Render every entry exactly as it appears.

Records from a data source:
BEGIN
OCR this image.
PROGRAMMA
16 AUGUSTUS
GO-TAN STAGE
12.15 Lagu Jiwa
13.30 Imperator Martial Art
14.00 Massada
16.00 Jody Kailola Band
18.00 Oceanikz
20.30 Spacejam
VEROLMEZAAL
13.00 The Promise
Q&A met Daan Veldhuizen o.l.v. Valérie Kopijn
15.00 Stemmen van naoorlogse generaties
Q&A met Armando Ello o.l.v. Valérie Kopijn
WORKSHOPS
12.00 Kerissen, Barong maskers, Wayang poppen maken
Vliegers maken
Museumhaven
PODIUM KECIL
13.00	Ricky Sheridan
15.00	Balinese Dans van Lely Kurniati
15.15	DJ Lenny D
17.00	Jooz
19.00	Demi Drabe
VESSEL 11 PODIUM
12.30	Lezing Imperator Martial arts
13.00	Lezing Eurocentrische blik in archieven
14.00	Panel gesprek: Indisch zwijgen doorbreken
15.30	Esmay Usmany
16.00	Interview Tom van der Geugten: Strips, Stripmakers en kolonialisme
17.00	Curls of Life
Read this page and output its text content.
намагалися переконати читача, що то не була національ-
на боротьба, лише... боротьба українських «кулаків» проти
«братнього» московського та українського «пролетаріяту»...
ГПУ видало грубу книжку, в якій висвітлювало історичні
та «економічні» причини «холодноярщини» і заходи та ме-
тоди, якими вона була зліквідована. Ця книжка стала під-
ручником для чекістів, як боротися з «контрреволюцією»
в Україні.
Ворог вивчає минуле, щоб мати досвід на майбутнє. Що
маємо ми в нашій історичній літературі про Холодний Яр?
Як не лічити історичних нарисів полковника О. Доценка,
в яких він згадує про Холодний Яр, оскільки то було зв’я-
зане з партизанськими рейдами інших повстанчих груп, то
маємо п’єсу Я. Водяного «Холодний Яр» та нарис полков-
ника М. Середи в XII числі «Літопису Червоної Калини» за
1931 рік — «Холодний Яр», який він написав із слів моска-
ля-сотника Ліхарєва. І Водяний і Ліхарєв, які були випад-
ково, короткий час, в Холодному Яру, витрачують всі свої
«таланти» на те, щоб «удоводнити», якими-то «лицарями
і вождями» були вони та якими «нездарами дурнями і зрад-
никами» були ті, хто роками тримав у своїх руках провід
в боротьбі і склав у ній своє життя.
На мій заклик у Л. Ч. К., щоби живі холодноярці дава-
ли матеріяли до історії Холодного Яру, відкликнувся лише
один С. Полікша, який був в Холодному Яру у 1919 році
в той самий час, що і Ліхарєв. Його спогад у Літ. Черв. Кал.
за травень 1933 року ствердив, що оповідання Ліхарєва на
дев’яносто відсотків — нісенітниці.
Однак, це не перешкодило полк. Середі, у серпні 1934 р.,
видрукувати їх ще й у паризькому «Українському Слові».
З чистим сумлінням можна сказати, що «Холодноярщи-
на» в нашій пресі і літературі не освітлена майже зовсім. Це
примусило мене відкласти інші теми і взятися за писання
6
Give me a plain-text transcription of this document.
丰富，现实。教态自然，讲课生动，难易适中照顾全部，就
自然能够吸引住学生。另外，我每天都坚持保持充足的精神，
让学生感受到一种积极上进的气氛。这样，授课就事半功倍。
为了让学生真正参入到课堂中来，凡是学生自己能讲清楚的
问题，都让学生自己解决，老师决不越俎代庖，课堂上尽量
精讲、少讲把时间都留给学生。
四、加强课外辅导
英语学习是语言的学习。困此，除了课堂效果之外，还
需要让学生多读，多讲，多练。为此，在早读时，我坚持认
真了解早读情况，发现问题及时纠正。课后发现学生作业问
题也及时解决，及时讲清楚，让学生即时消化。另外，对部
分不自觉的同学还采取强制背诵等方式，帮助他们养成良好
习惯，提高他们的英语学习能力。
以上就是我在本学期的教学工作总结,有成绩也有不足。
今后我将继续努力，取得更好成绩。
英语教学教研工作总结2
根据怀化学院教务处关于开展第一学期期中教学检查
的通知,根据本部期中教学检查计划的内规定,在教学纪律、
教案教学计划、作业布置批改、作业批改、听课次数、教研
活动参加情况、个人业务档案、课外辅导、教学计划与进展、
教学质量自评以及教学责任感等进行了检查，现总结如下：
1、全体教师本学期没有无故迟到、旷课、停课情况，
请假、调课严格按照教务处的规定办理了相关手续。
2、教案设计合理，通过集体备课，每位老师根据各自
END
■ EXERCISE SOLUTION
OCR this image.
PROGRAMMA
16 AUGUSTUS
GO-TAN STAGE
12.15 Lagu Jiwa
13.30 Imperator Martial Art
14.00 Massada
16.00 Jody Kailola Band
18.00 Oceanikz
20.30 Spacejam
VEROLMEZAAL
13.00 The Promise
Q&A met Daan Veldhuizen o.l.v. Valérie Kopijn
15.00 Stemmen van naoorlogse generaties
Q&A met Armando Ello o.l.v. Valérie Kopijn
WORKSHOPS
12.00 Kerissen, Barong maskers, Wayang poppen maken
Vliegers maken
Museumhaven
PODIUM KECIL
13.00	Ricky Sheridan
15.00	Balinese Dans van Lely Kurniati
15.15	DJ Lenny D
17.00	Jooz
19.00	Demi Drabe
VESSEL 11 PODIUM
12.30	Lezing Imperator Martial arts
13.00	Lezing Eurocentrische blik in archieven
14.00	Panel gesprek: Indisch zwijgen doorbreken
15.30	Esmay Usmany
16.00	Interview Tom van der Geugten: Strips, Stripmakers en kolonialisme
17.00	Curls of Life
Read this page and output its text content.
намагалися переконати читача, що то не була національ-
на боротьба, лише... боротьба українських «кулаків» проти
«братнього» московського та українського «пролетаріяту»...
ГПУ видало грубу книжку, в якій висвітлювало історичні
та «економічні» причини «холодноярщини» і заходи та ме-
тоди, якими вона була зліквідована. Ця книжка стала під-
ручником для чекістів, як боротися з «контрреволюцією»
в Україні.
Ворог вивчає минуле, щоб мати досвід на майбутнє. Що
маємо ми в нашій історичній літературі про Холодний Яр?
Як не лічити історичних нарисів полковника О. Доценка,
в яких він згадує про Холодний Яр, оскільки то було зв’я-
зане з партизанськими рейдами інших повстанчих груп, то
маємо п’єсу Я. Водяного «Холодний Яр» та нарис полков-
ника М. Середи в XII числі «Літопису Червоної Калини» за
1931 рік — «Холодний Яр», який він написав із слів моска-
ля-сотника Ліхарєва. І Водяний і Ліхарєв, які були випад-
ково, короткий час, в Холодному Яру, витрачують всі свої
«таланти» на те, щоб «удоводнити», якими-то «лицарями
і вождями» були вони та якими «нездарами дурнями і зрад-
никами» були ті, хто роками тримав у своїх руках провід
в боротьбі і склав у ній своє життя.
На мій заклик у Л. Ч. К., щоби живі холодноярці дава-
ли матеріяли до історії Холодного Яру, відкликнувся лише
один С. Полікша, який був в Холодному Яру у 1919 році
в той самий час, що і Ліхарєв. Його спогад у Літ. Черв. Кал.
за травень 1933 року ствердив, що оповідання Ліхарєва на
дев’яносто відсотків — нісенітниці.
Однак, це не перешкодило полк. Середі, у серпні 1934 р.,
видрукувати їх ще й у паризькому «Українському Слові».
З чистим сумлінням можна сказати, що «Холодноярщи-
на» в нашій пресі і літературі не освітлена майже зовсім. Це
примусило мене відкласти інші теми і взятися за писання
6
Give me a plain-text transcription of this document.
丰富，现实。教态自然，讲课生动，难易适中照顾全部，就
自然能够吸引住学生。另外，我每天都坚持保持充足的精神，
让学生感受到一种积极上进的气氛。这样，授课就事半功倍。
为了让学生真正参入到课堂中来，凡是学生自己能讲清楚的
问题，都让学生自己解决，老师决不越俎代庖，课堂上尽量
精讲、少讲把时间都留给学生。
四、加强课外辅导
英语学习是语言的学习。困此，除了课堂效果之外，还
需要让学生多读，多讲，多练。为此，在早读时，我坚持认
真了解早读情况，发现问题及时纠正。课后发现学生作业问
题也及时解决，及时讲清楚，让学生即时消化。另外，对部
分不自觉的同学还采取强制背诵等方式，帮助他们养成良好
习惯，提高他们的英语学习能力。
以上就是我在本学期的教学工作总结,有成绩也有不足。
今后我将继续努力，取得更好成绩。
英语教学教研工作总结2
根据怀化学院教务处关于开展第一学期期中教学检查
的通知,根据本部期中教学检查计划的内规定,在教学纪律、
教案教学计划、作业布置批改、作业批改、听课次数、教研
活动参加情况、个人业务档案、课外辅导、教学计划与进展、
教学质量自评以及教学责任感等进行了检查，现总结如下：
1、全体教师本学期没有无故迟到、旷课、停课情况，
请假、调课严格按照教务处的规定办理了相关手续。
2、教案设计合理，通过集体备课，每位老师根据各自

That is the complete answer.